GOAL OF THE EXERCISE: Copy the records below word for word, leaving out nothing.

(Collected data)

= Beginning of Section =

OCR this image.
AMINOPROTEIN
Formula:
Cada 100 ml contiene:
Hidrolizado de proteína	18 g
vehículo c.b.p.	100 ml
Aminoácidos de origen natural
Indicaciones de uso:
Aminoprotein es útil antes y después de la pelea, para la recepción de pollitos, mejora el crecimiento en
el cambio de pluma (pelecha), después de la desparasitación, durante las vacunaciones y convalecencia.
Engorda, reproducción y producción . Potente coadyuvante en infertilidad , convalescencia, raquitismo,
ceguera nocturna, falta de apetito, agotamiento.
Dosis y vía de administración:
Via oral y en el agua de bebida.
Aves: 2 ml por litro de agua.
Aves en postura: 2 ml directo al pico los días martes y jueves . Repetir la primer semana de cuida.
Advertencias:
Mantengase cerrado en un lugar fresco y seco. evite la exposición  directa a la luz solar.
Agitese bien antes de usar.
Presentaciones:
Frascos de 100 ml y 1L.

= End of Section =

SOLVED PROBLEM:
OCR this image.
AMINOPROTEIN
Formula:
Cada 100 ml contiene:
Hidrolizado de proteína	18 g
vehículo c.b.p.	100 ml
Aminoácidos de origen natural
Indicaciones de uso:
Aminoprotein es útil antes y después de la pelea, para la recepción de pollitos, mejora el crecimiento en
el cambio de pluma (pelecha), después de la desparasitación, durante las vacunaciones y convalecencia.
Engorda, reproducción y producción . Potente coadyuvante en infertilidad , convalescencia, raquitismo,
ceguera nocturna, falta de apetito, agotamiento.
Dosis y vía de administración:
Via oral y en el agua de bebida.
Aves: 2 ml por litro de agua.
Aves en postura: 2 ml directo al pico los días martes y jueves . Repetir la primer semana de cuida.
Advertencias:
Mantengase cerrado en un lugar fresco y seco. evite la exposición  directa a la luz solar.
Agitese bien antes de usar.
Presentaciones:
Frascos de 100 ml y 1L.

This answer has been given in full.